In full and without alteration, give the listing again.
○ ○ ○ ○ ○
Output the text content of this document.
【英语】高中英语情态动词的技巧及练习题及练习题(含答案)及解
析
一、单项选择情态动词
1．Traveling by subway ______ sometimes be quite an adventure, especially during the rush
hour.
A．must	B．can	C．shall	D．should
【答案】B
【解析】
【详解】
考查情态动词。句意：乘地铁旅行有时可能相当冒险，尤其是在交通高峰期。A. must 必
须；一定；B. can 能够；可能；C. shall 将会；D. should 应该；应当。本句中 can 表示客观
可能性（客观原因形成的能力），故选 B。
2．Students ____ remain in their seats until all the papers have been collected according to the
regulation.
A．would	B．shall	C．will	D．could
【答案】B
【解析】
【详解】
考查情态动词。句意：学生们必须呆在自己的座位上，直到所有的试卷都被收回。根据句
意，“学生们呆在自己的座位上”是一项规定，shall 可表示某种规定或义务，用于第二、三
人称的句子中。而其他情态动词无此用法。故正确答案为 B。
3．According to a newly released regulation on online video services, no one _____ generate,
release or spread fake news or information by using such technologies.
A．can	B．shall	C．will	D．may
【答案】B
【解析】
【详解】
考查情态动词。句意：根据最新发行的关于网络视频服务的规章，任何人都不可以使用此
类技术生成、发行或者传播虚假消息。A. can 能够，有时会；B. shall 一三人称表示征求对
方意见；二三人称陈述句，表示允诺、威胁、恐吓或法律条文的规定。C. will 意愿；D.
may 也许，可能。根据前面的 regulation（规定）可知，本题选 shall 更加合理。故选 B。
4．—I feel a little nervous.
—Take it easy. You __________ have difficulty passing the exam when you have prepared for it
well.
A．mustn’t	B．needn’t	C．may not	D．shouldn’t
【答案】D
○ ○ ○ ○ ○
Answer to this problem =>
Output the text content of this document.
【英语】高中英语情态动词的技巧及练习题及练习题(含答案)及解
析
一、单项选择情态动词
1．Traveling by subway ______ sometimes be quite an adventure, especially during the rush
hour.
A．must	B．can	C．shall	D．should
【答案】B
【解析】
【详解】
考查情态动词。句意：乘地铁旅行有时可能相当冒险，尤其是在交通高峰期。A. must 必
须；一定；B. can 能够；可能；C. shall 将会；D. should 应该；应当。本句中 can 表示客观
可能性（客观原因形成的能力），故选 B。
2．Students ____ remain in their seats until all the papers have been collected according to the
regulation.
A．would	B．shall	C．will	D．could
【答案】B
【解析】
【详解】
考查情态动词。句意：学生们必须呆在自己的座位上，直到所有的试卷都被收回。根据句
意，“学生们呆在自己的座位上”是一项规定，shall 可表示某种规定或义务，用于第二、三
人称的句子中。而其他情态动词无此用法。故正确答案为 B。
3．According to a newly released regulation on online video services, no one _____ generate,
release or spread fake news or information by using such technologies.
A．can	B．shall	C．will	D．may
【答案】B
【解析】
【详解】
考查情态动词。句意：根据最新发行的关于网络视频服务的规章，任何人都不可以使用此
类技术生成、发行或者传播虚假消息。A. can 能够，有时会；B. shall 一三人称表示征求对
方意见；二三人称陈述句，表示允诺、威胁、恐吓或法律条文的规定。C. will 意愿；D.
may 也许，可能。根据前面的 regulation（规定）可知，本题选 shall 更加合理。故选 B。
4．—I feel a little nervous.
—Take it easy. You __________ have difficulty passing the exam when you have prepared for it
well.
A．mustn’t	B．needn’t	C．may not	D．shouldn’t
【答案】D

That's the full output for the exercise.